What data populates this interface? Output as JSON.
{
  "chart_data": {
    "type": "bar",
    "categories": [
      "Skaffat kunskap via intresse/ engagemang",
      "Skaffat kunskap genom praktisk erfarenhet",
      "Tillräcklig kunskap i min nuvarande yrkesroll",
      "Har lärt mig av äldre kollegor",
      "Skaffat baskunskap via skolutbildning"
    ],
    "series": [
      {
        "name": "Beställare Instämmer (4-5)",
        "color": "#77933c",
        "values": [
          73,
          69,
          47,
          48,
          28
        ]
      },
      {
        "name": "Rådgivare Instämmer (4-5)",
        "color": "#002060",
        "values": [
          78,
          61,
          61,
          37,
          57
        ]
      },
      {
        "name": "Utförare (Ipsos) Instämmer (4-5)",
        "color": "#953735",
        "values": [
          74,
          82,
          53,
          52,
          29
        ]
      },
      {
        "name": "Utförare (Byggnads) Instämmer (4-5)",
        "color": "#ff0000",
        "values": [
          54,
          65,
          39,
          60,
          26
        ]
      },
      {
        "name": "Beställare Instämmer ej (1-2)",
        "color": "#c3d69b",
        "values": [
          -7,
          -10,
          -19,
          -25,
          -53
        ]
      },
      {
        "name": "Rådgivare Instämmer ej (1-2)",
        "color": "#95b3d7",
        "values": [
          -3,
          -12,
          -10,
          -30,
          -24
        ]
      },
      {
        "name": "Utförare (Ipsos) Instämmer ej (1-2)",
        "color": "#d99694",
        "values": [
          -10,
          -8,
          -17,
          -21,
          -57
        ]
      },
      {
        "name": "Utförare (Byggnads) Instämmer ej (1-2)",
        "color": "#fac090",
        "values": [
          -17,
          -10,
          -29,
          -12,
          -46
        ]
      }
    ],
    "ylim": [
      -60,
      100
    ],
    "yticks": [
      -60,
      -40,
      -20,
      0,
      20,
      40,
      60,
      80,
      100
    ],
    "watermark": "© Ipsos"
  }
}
___
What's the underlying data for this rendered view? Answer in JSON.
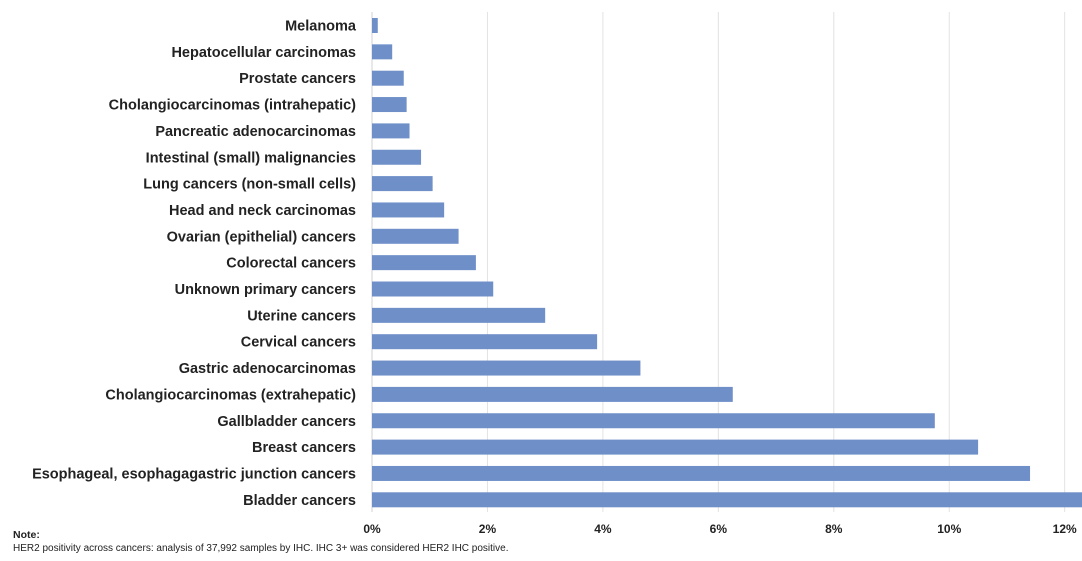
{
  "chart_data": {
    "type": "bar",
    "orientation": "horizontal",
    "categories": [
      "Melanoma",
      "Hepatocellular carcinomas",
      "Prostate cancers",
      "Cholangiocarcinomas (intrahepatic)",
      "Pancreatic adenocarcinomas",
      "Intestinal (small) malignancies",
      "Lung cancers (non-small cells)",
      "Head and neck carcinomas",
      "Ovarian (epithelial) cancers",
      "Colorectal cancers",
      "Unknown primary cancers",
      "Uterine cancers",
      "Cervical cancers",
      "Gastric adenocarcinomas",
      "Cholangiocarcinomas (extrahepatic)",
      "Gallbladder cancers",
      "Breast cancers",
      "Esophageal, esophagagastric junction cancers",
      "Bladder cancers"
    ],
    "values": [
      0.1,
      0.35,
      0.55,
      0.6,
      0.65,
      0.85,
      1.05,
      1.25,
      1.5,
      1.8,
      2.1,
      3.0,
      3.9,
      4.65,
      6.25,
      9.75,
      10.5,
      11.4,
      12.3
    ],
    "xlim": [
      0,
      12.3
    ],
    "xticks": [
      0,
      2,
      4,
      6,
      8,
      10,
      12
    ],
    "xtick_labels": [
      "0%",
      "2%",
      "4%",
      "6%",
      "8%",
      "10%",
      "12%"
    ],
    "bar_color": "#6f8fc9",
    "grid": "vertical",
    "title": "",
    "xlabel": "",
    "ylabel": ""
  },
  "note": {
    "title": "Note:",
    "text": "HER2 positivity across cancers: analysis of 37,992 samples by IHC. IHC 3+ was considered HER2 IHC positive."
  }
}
___
▶ _INSTRUCTIONS TO FOLLOW_
If a line of the records includes the string "Skaffat", copy it out.

▶ _YOUR SOLUTION_
      "Skaffat kunskap via intresse/ engagemang",
      "Skaffat kunskap genom praktisk erfarenhet",
      "Skaffat baskunskap via skolutbildning"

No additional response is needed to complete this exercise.